# [Given request]
Count every line that holds the string "Bundles", then give that number alone.

# [Rows]
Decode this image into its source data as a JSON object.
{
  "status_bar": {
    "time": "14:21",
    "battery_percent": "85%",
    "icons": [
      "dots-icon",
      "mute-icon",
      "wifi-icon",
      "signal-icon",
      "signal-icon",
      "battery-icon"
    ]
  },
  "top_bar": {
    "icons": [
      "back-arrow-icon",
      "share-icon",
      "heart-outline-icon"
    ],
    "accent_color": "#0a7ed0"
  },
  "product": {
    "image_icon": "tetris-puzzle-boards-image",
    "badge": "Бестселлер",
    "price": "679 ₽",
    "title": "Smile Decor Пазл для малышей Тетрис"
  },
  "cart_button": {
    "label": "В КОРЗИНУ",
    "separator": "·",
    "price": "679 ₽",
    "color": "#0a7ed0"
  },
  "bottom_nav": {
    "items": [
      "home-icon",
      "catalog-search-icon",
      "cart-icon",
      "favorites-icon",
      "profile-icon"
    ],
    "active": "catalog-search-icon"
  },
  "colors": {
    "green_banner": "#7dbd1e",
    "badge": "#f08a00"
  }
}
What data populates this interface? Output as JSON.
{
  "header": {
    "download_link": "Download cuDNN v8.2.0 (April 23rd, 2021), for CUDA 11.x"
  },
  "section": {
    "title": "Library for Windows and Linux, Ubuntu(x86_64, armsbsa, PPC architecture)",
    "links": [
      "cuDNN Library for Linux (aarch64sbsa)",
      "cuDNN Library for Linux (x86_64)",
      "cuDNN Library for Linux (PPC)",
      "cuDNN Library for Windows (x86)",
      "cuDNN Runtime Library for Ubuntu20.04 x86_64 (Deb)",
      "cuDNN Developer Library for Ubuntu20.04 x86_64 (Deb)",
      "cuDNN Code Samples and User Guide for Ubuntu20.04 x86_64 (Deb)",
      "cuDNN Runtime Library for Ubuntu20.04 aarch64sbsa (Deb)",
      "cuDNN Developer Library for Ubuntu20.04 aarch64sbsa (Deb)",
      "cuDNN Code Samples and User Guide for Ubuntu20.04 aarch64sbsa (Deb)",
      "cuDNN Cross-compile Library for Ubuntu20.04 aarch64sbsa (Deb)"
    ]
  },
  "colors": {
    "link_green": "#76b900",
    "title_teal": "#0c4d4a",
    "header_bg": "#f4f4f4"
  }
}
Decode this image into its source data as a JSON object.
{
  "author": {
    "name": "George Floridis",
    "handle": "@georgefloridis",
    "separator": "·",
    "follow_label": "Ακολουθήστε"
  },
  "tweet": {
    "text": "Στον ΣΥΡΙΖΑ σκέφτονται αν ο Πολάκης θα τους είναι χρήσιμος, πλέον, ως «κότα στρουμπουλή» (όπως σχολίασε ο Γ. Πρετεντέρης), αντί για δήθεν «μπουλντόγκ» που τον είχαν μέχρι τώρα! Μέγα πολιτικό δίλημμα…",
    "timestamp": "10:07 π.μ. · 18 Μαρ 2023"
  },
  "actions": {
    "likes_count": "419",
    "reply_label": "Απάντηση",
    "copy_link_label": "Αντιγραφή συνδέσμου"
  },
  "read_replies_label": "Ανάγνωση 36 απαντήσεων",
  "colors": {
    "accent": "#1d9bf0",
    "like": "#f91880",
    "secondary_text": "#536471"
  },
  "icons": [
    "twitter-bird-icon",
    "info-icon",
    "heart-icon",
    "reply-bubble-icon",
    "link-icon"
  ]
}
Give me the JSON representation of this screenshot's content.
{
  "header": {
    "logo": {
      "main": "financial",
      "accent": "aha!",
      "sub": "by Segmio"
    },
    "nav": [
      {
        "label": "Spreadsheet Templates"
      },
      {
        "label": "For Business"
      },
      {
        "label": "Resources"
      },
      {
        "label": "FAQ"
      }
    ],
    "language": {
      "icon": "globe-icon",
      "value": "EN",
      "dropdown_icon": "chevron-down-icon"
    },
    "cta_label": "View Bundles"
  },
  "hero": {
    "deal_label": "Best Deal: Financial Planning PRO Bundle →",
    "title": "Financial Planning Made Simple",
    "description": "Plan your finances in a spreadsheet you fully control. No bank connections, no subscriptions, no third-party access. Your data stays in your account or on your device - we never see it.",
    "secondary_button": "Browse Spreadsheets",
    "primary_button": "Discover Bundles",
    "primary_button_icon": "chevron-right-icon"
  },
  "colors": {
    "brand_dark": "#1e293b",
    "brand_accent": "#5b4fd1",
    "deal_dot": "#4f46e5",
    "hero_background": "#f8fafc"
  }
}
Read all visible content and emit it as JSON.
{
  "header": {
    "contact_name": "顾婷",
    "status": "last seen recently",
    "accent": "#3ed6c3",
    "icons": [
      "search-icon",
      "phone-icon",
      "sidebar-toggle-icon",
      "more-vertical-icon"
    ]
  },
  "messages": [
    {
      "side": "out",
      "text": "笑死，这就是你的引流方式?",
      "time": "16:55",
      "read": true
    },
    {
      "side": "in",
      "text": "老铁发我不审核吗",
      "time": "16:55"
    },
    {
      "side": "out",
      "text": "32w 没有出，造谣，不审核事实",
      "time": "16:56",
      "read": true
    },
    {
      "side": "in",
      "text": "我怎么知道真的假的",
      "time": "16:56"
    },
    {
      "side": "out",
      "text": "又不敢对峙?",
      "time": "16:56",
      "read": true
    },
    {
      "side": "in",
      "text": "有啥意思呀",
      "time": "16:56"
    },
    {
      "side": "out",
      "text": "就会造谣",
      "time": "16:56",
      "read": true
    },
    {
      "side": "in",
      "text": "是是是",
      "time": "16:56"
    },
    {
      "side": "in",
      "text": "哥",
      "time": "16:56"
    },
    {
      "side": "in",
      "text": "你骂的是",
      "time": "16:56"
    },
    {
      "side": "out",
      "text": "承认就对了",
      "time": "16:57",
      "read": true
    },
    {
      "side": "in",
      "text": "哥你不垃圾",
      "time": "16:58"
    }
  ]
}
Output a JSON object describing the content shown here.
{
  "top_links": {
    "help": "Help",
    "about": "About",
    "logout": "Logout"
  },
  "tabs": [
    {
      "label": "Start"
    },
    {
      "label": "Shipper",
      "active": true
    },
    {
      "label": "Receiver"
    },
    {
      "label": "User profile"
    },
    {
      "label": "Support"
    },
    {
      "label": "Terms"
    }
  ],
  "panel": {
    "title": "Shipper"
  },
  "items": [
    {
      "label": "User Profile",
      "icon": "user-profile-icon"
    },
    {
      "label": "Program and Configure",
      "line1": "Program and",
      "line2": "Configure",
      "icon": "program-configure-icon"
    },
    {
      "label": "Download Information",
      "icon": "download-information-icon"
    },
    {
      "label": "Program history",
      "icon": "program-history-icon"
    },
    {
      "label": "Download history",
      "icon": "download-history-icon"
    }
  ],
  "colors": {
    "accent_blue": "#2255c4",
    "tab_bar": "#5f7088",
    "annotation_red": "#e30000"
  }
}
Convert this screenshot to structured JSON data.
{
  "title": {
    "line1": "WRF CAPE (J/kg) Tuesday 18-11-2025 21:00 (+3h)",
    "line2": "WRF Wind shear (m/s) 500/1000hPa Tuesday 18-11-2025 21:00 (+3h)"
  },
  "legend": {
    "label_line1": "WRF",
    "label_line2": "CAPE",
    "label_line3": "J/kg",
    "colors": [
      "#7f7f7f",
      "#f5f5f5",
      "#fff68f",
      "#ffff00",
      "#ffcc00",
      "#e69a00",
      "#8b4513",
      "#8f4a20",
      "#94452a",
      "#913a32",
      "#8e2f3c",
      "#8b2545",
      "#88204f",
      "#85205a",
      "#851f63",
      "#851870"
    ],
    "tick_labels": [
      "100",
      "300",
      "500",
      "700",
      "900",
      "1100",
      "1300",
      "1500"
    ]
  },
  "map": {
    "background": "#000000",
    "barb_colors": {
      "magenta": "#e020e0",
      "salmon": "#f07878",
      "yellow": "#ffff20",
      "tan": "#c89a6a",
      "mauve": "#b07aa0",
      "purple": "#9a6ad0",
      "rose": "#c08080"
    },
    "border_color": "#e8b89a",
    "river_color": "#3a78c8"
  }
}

# [Result]
2